**Exercise**
Copy the ChemTorch overview between "If you prefer" and "notebook at docs/source/examples/pipeline_from_scratch.ipynb.", inclusive, with "linear walk-through" replaced by "step-by-step walk-through".

ChemTorch Overview#

This overview gives you a quick glimpse of the main modules and how they fit together. What we’ll cover:

  1. the high-level components,

  2. how the core modules wire them together, and

  3. how to assemble everything in code.

Configuration is covered separately in Understanding Configs.

ChemTorch pipeline architecture

ChemTorch pipeline: raw data → data pipeline → representation → transform → model#

Note

If you prefer a linear walk-through, check out Building a ChemTorch Pipeline from Scratch or run the interactive notebook at docs/source/examples/pipeline_from_scratch.ipynb.

**Stored records**
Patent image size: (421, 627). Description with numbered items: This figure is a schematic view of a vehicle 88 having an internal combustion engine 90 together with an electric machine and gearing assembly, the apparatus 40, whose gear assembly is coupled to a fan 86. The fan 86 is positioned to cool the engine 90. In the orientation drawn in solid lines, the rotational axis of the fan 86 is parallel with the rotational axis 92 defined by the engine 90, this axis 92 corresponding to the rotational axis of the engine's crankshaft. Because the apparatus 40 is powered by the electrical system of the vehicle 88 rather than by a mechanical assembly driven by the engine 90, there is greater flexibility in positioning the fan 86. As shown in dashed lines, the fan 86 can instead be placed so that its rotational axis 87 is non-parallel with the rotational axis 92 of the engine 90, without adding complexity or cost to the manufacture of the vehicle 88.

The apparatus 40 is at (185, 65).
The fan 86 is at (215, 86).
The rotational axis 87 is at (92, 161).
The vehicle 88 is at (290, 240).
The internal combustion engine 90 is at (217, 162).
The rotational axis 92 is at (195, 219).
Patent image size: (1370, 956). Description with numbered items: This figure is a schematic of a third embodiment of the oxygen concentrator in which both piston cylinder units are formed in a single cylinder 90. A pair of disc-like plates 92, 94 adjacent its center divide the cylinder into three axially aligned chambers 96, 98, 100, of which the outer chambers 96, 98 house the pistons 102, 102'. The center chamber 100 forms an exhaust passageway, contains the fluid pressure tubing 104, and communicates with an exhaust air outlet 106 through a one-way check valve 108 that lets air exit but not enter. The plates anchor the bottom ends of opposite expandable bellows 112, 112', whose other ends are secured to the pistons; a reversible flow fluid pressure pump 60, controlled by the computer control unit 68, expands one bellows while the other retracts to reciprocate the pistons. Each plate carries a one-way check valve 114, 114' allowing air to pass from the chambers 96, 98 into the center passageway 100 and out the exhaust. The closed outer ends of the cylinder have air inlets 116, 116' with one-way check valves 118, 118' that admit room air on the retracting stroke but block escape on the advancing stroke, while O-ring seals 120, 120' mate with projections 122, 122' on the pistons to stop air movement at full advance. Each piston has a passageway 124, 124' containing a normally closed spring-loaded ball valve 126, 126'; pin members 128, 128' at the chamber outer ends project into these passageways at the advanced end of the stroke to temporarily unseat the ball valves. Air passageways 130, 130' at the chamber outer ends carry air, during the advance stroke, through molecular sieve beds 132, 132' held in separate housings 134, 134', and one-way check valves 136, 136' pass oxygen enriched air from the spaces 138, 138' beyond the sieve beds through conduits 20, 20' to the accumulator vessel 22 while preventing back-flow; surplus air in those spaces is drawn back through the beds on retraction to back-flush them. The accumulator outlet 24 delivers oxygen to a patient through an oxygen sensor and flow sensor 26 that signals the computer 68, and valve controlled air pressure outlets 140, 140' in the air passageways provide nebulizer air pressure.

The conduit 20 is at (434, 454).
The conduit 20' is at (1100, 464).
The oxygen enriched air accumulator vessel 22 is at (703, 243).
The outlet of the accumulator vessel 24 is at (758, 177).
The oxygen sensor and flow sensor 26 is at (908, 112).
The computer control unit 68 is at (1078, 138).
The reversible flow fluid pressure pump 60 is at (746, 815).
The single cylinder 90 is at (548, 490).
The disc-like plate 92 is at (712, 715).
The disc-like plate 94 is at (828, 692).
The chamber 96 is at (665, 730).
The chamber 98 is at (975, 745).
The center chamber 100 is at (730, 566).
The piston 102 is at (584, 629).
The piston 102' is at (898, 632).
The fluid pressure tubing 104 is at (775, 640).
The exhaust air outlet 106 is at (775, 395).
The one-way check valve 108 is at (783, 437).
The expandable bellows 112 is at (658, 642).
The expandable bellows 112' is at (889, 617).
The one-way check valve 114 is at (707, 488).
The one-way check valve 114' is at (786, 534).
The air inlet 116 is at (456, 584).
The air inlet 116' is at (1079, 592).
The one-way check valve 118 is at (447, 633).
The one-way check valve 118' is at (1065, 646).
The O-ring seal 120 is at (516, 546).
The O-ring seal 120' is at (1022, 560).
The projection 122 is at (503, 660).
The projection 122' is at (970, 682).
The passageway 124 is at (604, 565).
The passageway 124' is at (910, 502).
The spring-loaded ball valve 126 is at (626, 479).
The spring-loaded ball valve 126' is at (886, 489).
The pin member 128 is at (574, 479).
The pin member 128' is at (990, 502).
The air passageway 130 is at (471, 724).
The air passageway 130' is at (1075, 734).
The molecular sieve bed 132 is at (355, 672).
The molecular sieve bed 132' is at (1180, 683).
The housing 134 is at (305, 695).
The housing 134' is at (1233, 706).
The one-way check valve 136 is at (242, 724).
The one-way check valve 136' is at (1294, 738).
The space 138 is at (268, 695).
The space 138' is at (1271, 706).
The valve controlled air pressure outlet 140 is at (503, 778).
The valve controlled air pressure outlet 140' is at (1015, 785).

...

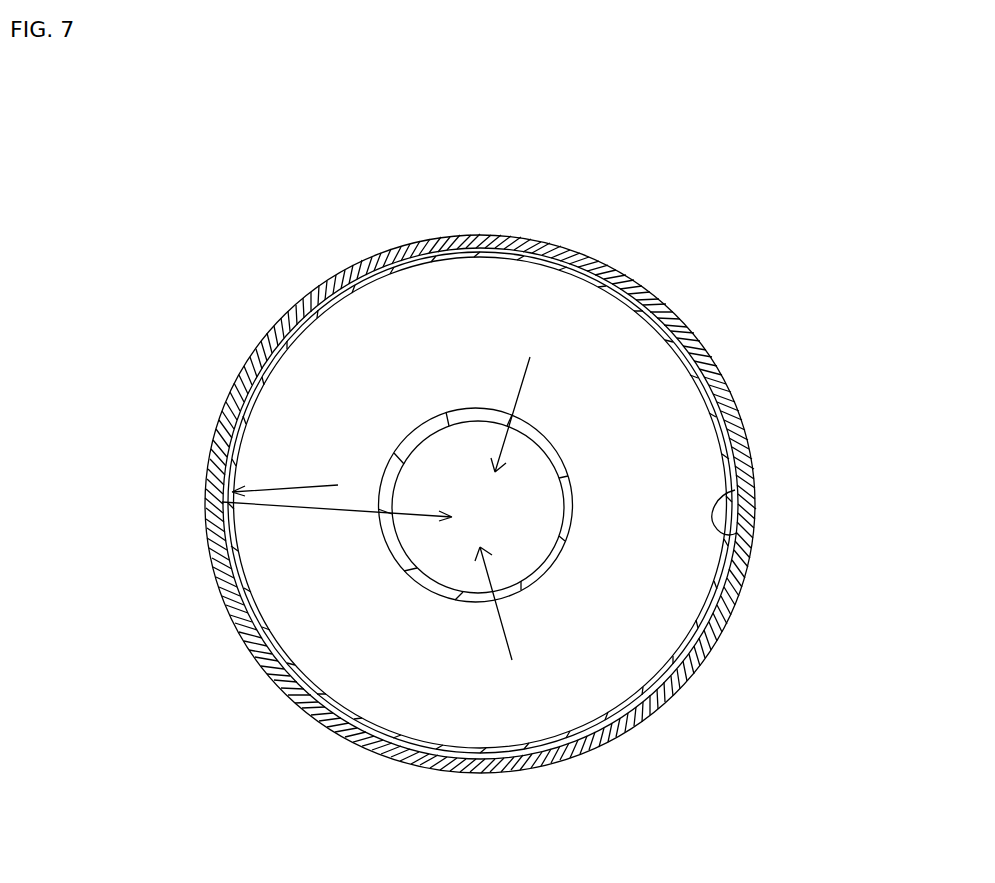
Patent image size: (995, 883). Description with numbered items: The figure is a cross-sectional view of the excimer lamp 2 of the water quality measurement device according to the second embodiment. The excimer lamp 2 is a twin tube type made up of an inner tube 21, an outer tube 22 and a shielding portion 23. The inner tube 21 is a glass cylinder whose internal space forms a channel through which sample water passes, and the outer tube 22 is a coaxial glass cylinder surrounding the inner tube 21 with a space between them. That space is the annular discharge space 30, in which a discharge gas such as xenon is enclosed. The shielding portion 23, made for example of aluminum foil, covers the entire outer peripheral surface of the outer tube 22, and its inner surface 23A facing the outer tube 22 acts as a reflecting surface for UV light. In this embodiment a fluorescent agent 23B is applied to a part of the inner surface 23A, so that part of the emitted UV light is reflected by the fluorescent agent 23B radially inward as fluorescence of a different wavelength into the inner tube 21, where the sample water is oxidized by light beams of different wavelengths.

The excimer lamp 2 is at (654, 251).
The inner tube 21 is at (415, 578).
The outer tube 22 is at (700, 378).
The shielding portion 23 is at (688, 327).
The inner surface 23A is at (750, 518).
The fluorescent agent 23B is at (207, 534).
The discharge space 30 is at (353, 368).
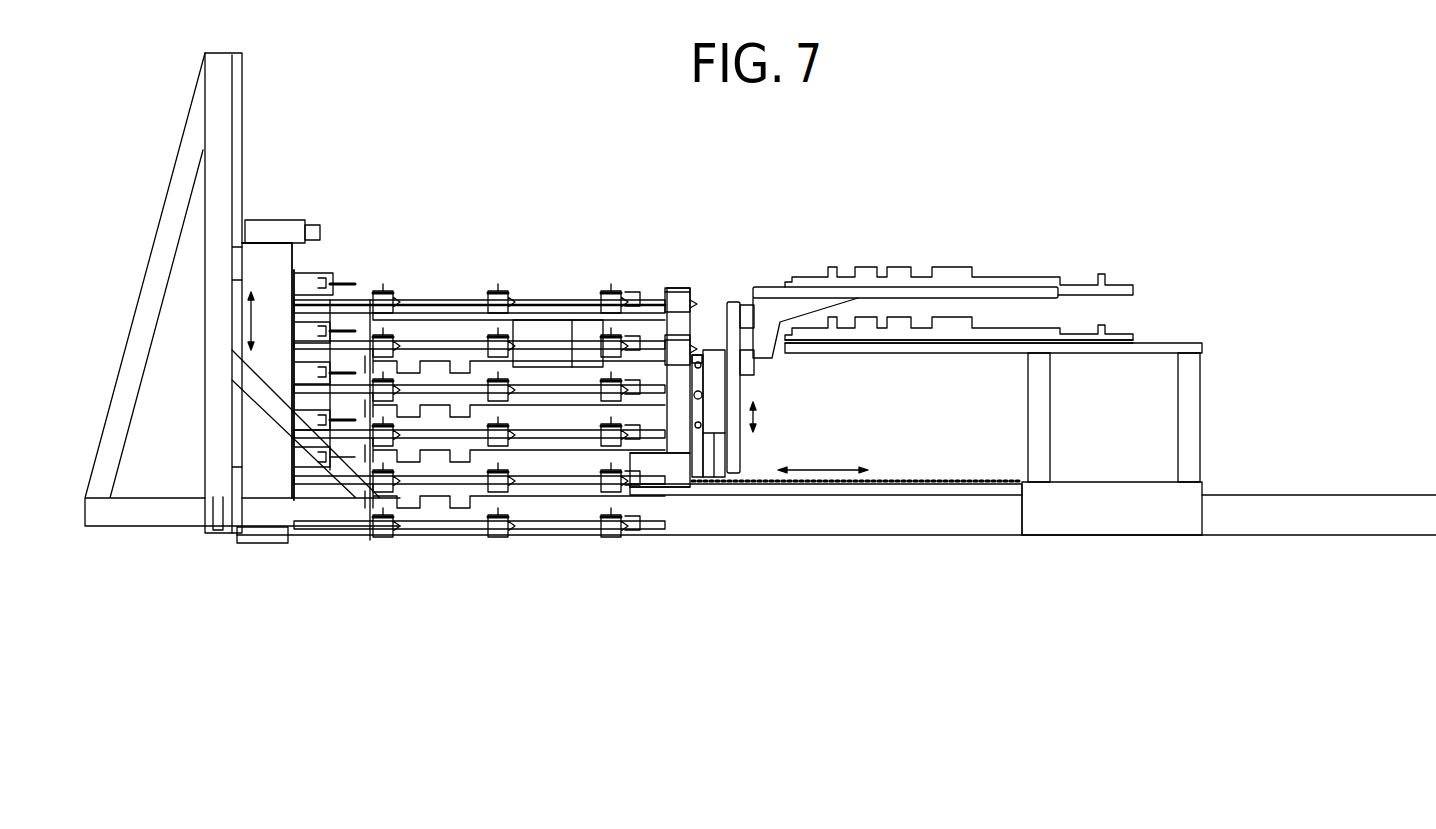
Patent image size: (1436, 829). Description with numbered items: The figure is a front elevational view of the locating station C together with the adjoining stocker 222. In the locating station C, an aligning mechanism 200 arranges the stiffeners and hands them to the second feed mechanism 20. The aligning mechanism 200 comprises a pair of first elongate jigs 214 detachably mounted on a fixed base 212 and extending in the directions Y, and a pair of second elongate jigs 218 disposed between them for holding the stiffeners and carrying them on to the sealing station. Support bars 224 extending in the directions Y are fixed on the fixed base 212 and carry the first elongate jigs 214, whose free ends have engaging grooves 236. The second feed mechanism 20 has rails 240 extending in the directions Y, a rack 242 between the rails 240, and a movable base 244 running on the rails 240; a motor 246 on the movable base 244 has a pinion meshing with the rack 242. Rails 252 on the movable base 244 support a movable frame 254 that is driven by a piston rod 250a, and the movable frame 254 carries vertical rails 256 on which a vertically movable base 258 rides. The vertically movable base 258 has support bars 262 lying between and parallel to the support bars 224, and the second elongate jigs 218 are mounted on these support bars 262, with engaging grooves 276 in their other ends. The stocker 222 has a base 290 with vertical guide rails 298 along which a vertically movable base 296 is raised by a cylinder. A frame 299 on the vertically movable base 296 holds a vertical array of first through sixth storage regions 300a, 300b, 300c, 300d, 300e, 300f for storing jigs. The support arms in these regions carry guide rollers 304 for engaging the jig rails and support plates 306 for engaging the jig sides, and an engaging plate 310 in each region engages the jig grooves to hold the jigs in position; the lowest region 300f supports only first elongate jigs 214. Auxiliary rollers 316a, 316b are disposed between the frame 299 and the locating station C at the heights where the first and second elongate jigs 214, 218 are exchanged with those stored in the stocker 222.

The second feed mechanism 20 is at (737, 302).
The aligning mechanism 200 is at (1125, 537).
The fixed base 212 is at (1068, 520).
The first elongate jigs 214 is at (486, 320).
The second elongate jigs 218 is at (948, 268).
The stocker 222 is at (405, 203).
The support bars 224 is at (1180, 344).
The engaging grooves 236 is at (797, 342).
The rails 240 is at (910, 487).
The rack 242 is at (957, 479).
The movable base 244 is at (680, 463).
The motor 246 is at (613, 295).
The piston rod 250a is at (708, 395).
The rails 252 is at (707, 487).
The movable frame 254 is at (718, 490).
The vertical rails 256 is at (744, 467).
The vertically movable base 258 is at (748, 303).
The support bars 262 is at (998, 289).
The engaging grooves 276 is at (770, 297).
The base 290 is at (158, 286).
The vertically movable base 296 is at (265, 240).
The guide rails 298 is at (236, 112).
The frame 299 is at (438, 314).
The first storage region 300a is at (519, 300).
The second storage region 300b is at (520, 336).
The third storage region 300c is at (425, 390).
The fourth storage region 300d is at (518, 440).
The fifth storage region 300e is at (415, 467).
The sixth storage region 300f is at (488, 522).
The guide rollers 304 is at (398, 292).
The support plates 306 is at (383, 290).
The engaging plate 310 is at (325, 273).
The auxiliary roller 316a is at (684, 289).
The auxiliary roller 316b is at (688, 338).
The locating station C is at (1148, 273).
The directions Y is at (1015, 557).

**Task response**
If you prefer a step-by-step walk-through, check out Building a ChemTorch Pipeline from Scratch or run the interactive notebook at docs/source/examples/pipeline_from_scratch.ipynb.